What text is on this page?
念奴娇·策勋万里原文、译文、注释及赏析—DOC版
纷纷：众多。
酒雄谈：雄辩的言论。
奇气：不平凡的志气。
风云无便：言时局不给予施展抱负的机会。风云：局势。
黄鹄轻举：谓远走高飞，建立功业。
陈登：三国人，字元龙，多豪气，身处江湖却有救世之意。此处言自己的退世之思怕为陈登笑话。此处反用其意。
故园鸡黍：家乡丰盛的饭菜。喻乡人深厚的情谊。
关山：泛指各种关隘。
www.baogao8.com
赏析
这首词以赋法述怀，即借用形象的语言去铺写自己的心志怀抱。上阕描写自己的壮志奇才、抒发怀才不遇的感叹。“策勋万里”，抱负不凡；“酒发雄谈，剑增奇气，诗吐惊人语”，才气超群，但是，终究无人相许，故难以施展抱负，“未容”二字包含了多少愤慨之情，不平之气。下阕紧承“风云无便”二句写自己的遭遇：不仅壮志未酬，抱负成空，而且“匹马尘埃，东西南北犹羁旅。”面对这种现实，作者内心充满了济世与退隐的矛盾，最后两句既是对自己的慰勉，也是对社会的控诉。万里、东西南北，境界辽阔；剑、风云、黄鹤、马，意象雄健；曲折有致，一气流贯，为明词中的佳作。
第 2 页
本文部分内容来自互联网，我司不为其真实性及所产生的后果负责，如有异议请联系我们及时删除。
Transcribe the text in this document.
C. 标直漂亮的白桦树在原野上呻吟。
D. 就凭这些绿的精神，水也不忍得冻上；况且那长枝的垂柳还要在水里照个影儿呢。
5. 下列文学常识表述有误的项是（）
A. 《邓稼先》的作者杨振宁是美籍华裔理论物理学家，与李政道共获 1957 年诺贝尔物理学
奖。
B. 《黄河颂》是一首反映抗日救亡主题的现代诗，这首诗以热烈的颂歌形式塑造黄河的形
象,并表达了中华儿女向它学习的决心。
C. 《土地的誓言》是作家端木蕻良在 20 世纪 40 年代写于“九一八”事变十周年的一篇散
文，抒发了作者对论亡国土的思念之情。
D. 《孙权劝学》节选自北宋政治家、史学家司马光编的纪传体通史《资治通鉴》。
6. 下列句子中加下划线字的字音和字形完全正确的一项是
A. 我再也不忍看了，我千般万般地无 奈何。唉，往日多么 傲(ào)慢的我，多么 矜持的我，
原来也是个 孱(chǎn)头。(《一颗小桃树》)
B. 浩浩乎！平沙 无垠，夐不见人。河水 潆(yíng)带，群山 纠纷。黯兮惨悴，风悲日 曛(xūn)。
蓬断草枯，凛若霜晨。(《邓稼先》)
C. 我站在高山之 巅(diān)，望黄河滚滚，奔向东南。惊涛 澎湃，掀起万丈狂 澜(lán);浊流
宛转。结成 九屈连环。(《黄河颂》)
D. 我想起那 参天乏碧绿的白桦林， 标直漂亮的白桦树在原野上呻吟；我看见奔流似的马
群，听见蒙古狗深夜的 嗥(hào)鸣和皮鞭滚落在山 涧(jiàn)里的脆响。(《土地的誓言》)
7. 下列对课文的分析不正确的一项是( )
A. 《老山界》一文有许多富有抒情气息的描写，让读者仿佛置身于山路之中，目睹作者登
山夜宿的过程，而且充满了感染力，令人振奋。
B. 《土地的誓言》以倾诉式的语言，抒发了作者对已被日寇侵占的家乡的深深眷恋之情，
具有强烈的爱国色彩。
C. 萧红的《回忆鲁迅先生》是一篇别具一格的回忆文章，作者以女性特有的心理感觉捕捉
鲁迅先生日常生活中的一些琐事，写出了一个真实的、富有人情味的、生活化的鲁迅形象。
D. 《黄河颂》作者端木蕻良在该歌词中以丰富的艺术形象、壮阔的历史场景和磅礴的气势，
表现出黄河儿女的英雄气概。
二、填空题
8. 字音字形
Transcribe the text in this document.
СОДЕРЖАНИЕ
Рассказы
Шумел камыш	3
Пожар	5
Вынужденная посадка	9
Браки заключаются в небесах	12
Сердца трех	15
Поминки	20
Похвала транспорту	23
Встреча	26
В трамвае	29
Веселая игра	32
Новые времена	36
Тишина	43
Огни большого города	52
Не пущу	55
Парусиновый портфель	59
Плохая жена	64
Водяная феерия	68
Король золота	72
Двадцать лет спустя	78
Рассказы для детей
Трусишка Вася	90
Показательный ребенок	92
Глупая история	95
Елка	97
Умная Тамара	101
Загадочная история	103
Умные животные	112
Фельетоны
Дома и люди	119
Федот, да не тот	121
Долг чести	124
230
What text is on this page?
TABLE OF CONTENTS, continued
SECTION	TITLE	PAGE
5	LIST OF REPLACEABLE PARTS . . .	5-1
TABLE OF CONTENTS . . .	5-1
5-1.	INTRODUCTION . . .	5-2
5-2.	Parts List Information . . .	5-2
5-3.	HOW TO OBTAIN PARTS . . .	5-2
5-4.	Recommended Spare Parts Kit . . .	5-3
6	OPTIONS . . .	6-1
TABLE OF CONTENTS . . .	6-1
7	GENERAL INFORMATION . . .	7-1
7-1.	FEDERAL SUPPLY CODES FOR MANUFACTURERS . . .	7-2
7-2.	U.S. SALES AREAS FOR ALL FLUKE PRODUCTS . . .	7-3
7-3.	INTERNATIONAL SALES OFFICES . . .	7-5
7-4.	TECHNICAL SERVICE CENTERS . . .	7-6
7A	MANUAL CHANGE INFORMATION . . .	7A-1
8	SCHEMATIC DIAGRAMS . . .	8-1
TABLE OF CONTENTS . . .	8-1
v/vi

----------------

Written instruction »
Reproduce the records above exactly as they appear.

Solution »
What text is on this page?
念奴娇·策勋万里原文、译文、注释及赏析—DOC版
纷纷：众多。
酒雄谈：雄辩的言论。
奇气：不平凡的志气。
风云无便：言时局不给予施展抱负的机会。风云：局势。
黄鹄轻举：谓远走高飞，建立功业。
陈登：三国人，字元龙，多豪气，身处江湖却有救世之意。此处言自己的退世之思怕为陈登笑话。此处反用其意。
故园鸡黍：家乡丰盛的饭菜。喻乡人深厚的情谊。
关山：泛指各种关隘。
www.baogao8.com
赏析
这首词以赋法述怀，即借用形象的语言去铺写自己的心志怀抱。上阕描写自己的壮志奇才、抒发怀才不遇的感叹。“策勋万里”，抱负不凡；“酒发雄谈，剑增奇气，诗吐惊人语”，才气超群，但是，终究无人相许，故难以施展抱负，“未容”二字包含了多少愤慨之情，不平之气。下阕紧承“风云无便”二句写自己的遭遇：不仅壮志未酬，抱负成空，而且“匹马尘埃，东西南北犹羁旅。”面对这种现实，作者内心充满了济世与退隐的矛盾，最后两句既是对自己的慰勉，也是对社会的控诉。万里、东西南北，境界辽阔；剑、风云、黄鹤、马，意象雄健；曲折有致，一气流贯，为明词中的佳作。
第 2 页
本文部分内容来自互联网，我司不为其真实性及所产生的后果负责，如有异议请联系我们及时删除。
Transcribe the text in this document.
C. 标直漂亮的白桦树在原野上呻吟。
D. 就凭这些绿的精神，水也不忍得冻上；况且那长枝的垂柳还要在水里照个影儿呢。
5. 下列文学常识表述有误的项是（）
A. 《邓稼先》的作者杨振宁是美籍华裔理论物理学家，与李政道共获 1957 年诺贝尔物理学
奖。
B. 《黄河颂》是一首反映抗日救亡主题的现代诗，这首诗以热烈的颂歌形式塑造黄河的形
象,并表达了中华儿女向它学习的决心。
C. 《土地的誓言》是作家端木蕻良在 20 世纪 40 年代写于“九一八”事变十周年的一篇散
文，抒发了作者对论亡国土的思念之情。
D. 《孙权劝学》节选自北宋政治家、史学家司马光编的纪传体通史《资治通鉴》。
6. 下列句子中加下划线字的字音和字形完全正确的一项是
A. 我再也不忍看了，我千般万般地无 奈何。唉，往日多么 傲(ào)慢的我，多么 矜持的我，
原来也是个 孱(chǎn)头。(《一颗小桃树》)
B. 浩浩乎！平沙 无垠，夐不见人。河水 潆(yíng)带，群山 纠纷。黯兮惨悴，风悲日 曛(xūn)。
蓬断草枯，凛若霜晨。(《邓稼先》)
C. 我站在高山之 巅(diān)，望黄河滚滚，奔向东南。惊涛 澎湃，掀起万丈狂 澜(lán);浊流
宛转。结成 九屈连环。(《黄河颂》)
D. 我想起那 参天乏碧绿的白桦林， 标直漂亮的白桦树在原野上呻吟；我看见奔流似的马
群，听见蒙古狗深夜的 嗥(hào)鸣和皮鞭滚落在山 涧(jiàn)里的脆响。(《土地的誓言》)
7. 下列对课文的分析不正确的一项是( )
A. 《老山界》一文有许多富有抒情气息的描写，让读者仿佛置身于山路之中，目睹作者登
山夜宿的过程，而且充满了感染力，令人振奋。
B. 《土地的誓言》以倾诉式的语言，抒发了作者对已被日寇侵占的家乡的深深眷恋之情，
具有强烈的爱国色彩。
C. 萧红的《回忆鲁迅先生》是一篇别具一格的回忆文章，作者以女性特有的心理感觉捕捉
鲁迅先生日常生活中的一些琐事，写出了一个真实的、富有人情味的、生活化的鲁迅形象。
D. 《黄河颂》作者端木蕻良在该歌词中以丰富的艺术形象、壮阔的历史场景和磅礴的气势，
表现出黄河儿女的英雄气概。
二、填空题
8. 字音字形
Transcribe the text in this document.
СОДЕРЖАНИЕ
Рассказы
Шумел камыш	3
Пожар	5
Вынужденная посадка	9
Браки заключаются в небесах	12
Сердца трех	15
Поминки	20
Похвала транспорту	23
Встреча	26
В трамвае	29
Веселая игра	32
Новые времена	36
Тишина	43
Огни большого города	52
Не пущу	55
Парусиновый портфель	59
Плохая жена	64
Водяная феерия	68
Король золота	72
Двадцать лет спустя	78
Рассказы для детей
Трусишка Вася	90
Показательный ребенок	92
Глупая история	95
Елка	97
Умная Тамара	101
Загадочная история	103
Умные животные	112
Фельетоны
Дома и люди	119
Федот, да не тот	121
Долг чести	124
230
What text is on this page?
TABLE OF CONTENTS, continued
SECTION	TITLE	PAGE
5	LIST OF REPLACEABLE PARTS . . .	5-1
TABLE OF CONTENTS . . .	5-1
5-1.	INTRODUCTION . . .	5-2
5-2.	Parts List Information . . .	5-2
5-3.	HOW TO OBTAIN PARTS . . .	5-2
5-4.	Recommended Spare Parts Kit . . .	5-3
6	OPTIONS . . .	6-1
TABLE OF CONTENTS . . .	6-1
7	GENERAL INFORMATION . . .	7-1
7-1.	FEDERAL SUPPLY CODES FOR MANUFACTURERS . . .	7-2
7-2.	U.S. SALES AREAS FOR ALL FLUKE PRODUCTS . . .	7-3
7-3.	INTERNATIONAL SALES OFFICES . . .	7-5
7-4.	TECHNICAL SERVICE CENTERS . . .	7-6
7A	MANUAL CHANGE INFORMATION . . .	7A-1
8	SCHEMATIC DIAGRAMS . . .	8-1
TABLE OF CONTENTS . . .	8-1
v/vi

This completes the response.